--- STATED GOAL ---
Reproduce every entry that follows word for word, but omit the images.

Recorded data:
====================

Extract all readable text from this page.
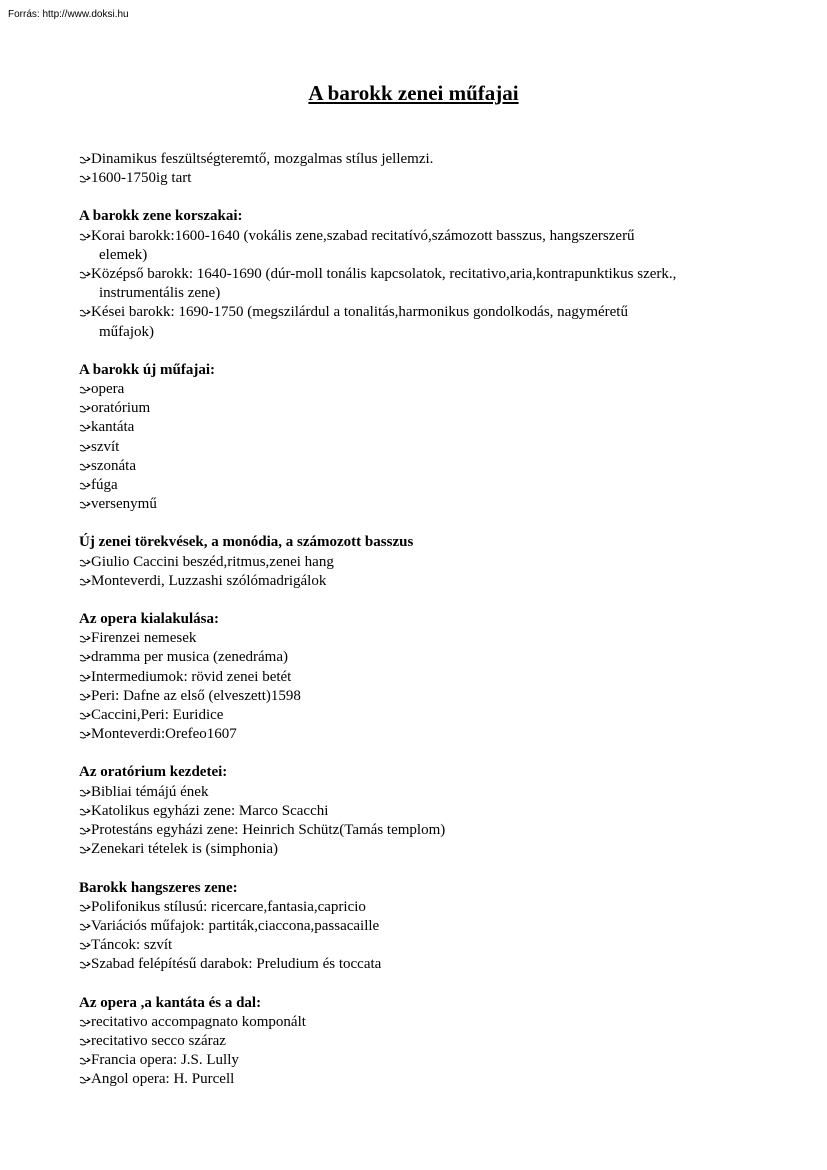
Forrás: http://www.doksi.hu
A barokk zenei műfajai
Dinamikus feszültségteremtő, mozgalmas stílus jellemzi.
1600-1750ig tart
A barokk zene korszakai:
Korai barokk:1600-1640 (vokális zene,szabad recitatívó,számozott basszus, hangszerszerű
elemek)
Középső barokk: 1640-1690 (dúr-moll tonális kapcsolatok, recitativo,aria,kontrapunktikus szerk.,
instrumentális zene)
Kései barokk: 1690-1750 (megszilárdul a tonalitás,harmonikus gondolkodás, nagyméretű
műfajok)
A barokk új műfajai:
opera
oratórium
kantáta
szvít
szonáta
fúga
versenymű
Új zenei törekvések, a monódia, a számozott basszus
Giulio Caccini beszéd,ritmus,zenei hang
Monteverdi, Luzzashi szólómadrigálok
Az opera kialakulása:
Firenzei nemesek
dramma per musica (zenedráma)
Intermediumok: rövid zenei betét
Peri: Dafne az első (elveszett)1598
Caccini,Peri: Euridice
Monteverdi:Orefeo1607
Az oratórium kezdetei:
Bibliai témájú ének
Katolikus egyházi zene: Marco Scacchi
Protestáns egyházi zene: Heinrich Schütz(Tamás templom)
Zenekari tételek is (simphonia)
Barokk hangszeres zene:
Polifonikus stílusú: ricercare,fantasia,capricio
Variációs műfajok: partiták,ciaccona,passacaille
Táncok: szvít
Szabad felépítésű darabok: Preludium és toccata
Az opera ,a kantáta és a dal:
recitativo accompagnato komponált
recitativo secco száraz
Francia opera: J.S. Lully
Angol opera: H. Purcell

====================

--- THE SOLUTION ---
Extract all readable text from this page.
Forrás: http://www.doksi.hu
A barokk zenei műfajai
Dinamikus feszültségteremtő, mozgalmas stílus jellemzi.
1600-1750ig tart
A barokk zene korszakai:
Korai barokk:1600-1640 (vokális zene,szabad recitatívó,számozott basszus, hangszerszerű
elemek)
Középső barokk: 1640-1690 (dúr-moll tonális kapcsolatok, recitativo,aria,kontrapunktikus szerk.,
instrumentális zene)
Kései barokk: 1690-1750 (megszilárdul a tonalitás,harmonikus gondolkodás, nagyméretű
műfajok)
A barokk új műfajai:
opera
oratórium
kantáta
szvít
szonáta
fúga
versenymű
Új zenei törekvések, a monódia, a számozott basszus
Giulio Caccini beszéd,ritmus,zenei hang
Monteverdi, Luzzashi szólómadrigálok
Az opera kialakulása:
Firenzei nemesek
dramma per musica (zenedráma)
Intermediumok: rövid zenei betét
Peri: Dafne az első (elveszett)1598
Caccini,Peri: Euridice
Monteverdi:Orefeo1607
Az oratórium kezdetei:
Bibliai témájú ének
Katolikus egyházi zene: Marco Scacchi
Protestáns egyházi zene: Heinrich Schütz(Tamás templom)
Zenekari tételek is (simphonia)
Barokk hangszeres zene:
Polifonikus stílusú: ricercare,fantasia,capricio
Variációs műfajok: partiták,ciaccona,passacaille
Táncok: szvít
Szabad felépítésű darabok: Preludium és toccata
Az opera ,a kantáta és a dal:
recitativo accompagnato komponált
recitativo secco száraz
Francia opera: J.S. Lully
Angol opera: H. Purcell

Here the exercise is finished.